Instruction: Copy all of the material word for word, except for the pictures.

(Figure record listings)
━━━━━━━━━━━━━━━━━━━━━━━━━━━━━━
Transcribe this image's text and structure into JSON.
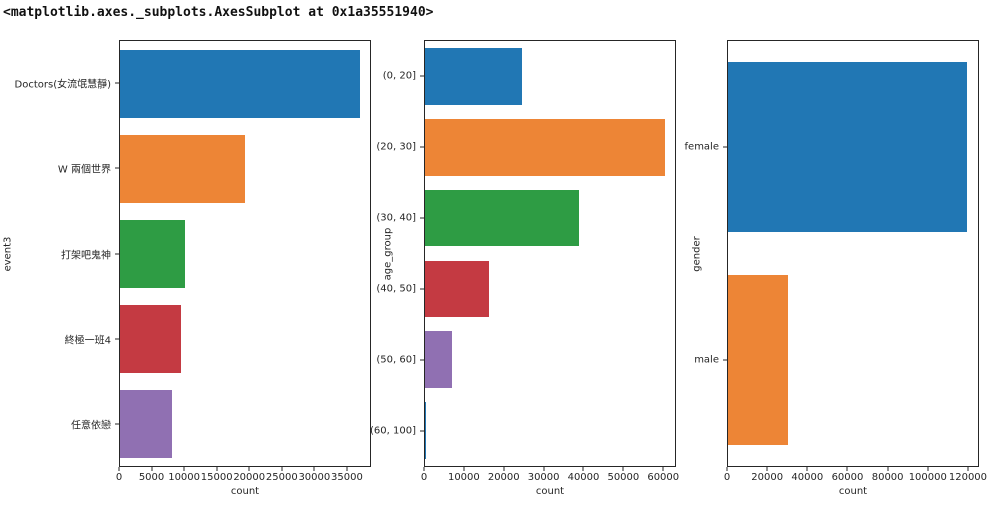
{
  "header": {
    "repr_text": "<matplotlib.axes._subplots.AxesSubplot at 0x1a35551940>"
  },
  "palette": [
    "#2177b4",
    "#ed8536",
    "#2e9c44",
    "#c43a42",
    "#9070b2"
  ],
  "chart_data": [
    {
      "type": "bar",
      "orientation": "horizontal",
      "title": "",
      "ylabel": "event3",
      "xlabel": "count",
      "categories": [
        "Doctors(女流氓慧靜)",
        "W 兩個世界",
        "打架吧鬼神",
        "終極一班4",
        "任意依戀"
      ],
      "values": [
        37200,
        19400,
        10000,
        9400,
        8000
      ],
      "xlim": [
        0,
        38700
      ],
      "xticks": [
        0,
        5000,
        10000,
        15000,
        20000,
        25000,
        30000,
        35000
      ],
      "grid": false,
      "legend": "none"
    },
    {
      "type": "bar",
      "orientation": "horizontal",
      "title": "",
      "ylabel": "age_group",
      "xlabel": "count",
      "categories": [
        "(0, 20]",
        "(20, 30]",
        "(30, 40]",
        "(40, 50]",
        "(50, 60]",
        "(60, 100]"
      ],
      "values": [
        24500,
        60600,
        38900,
        16100,
        6900,
        150
      ],
      "xlim": [
        0,
        63200
      ],
      "xticks": [
        0,
        10000,
        20000,
        30000,
        40000,
        50000,
        60000
      ],
      "grid": false,
      "legend": "none"
    },
    {
      "type": "bar",
      "orientation": "horizontal",
      "title": "",
      "ylabel": "gender",
      "xlabel": "count",
      "categories": [
        "female",
        "male"
      ],
      "values": [
        120000,
        30000
      ],
      "xlim": [
        0,
        125500
      ],
      "xticks": [
        0,
        20000,
        40000,
        60000,
        80000,
        100000,
        120000
      ],
      "grid": false,
      "legend": "none"
    }
  ]
}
━━━━━━━━━━━━━━━━━━━━━━━━━━━━━━
Answer for the task:
Transcribe this image's text and structure into JSON.
{
  "header": {
    "repr_text": "<matplotlib.axes._subplots.AxesSubplot at 0x1a35551940>"
  },
  "palette": [
    "#2177b4",
    "#ed8536",
    "#2e9c44",
    "#c43a42",
    "#9070b2"
  ],
  "chart_data": [
    {
      "type": "bar",
      "orientation": "horizontal",
      "title": "",
      "ylabel": "event3",
      "xlabel": "count",
      "categories": [
        "Doctors(女流氓慧靜)",
        "W 兩個世界",
        "打架吧鬼神",
        "終極一班4",
        "任意依戀"
      ],
      "values": [
        37200,
        19400,
        10000,
        9400,
        8000
      ],
      "xlim": [
        0,
        38700
      ],
      "xticks": [
        0,
        5000,
        10000,
        15000,
        20000,
        25000,
        30000,
        35000
      ],
      "grid": false,
      "legend": "none"
    },
    {
      "type": "bar",
      "orientation": "horizontal",
      "title": "",
      "ylabel": "age_group",
      "xlabel": "count",
      "categories": [
        "(0, 20]",
        "(20, 30]",
        "(30, 40]",
        "(40, 50]",
        "(50, 60]",
        "(60, 100]"
      ],
      "values": [
        24500,
        60600,
        38900,
        16100,
        6900,
        150
      ],
      "xlim": [
        0,
        63200
      ],
      "xticks": [
        0,
        10000,
        20000,
        30000,
        40000,
        50000,
        60000
      ],
      "grid": false,
      "legend": "none"
    },
    {
      "type": "bar",
      "orientation": "horizontal",
      "title": "",
      "ylabel": "gender",
      "xlabel": "count",
      "categories": [
        "female",
        "male"
      ],
      "values": [
        120000,
        30000
      ],
      "xlim": [
        0,
        125500
      ],
      "xticks": [
        0,
        20000,
        40000,
        60000,
        80000,
        100000,
        120000
      ],
      "grid": false,
      "legend": "none"
    }
  ]
}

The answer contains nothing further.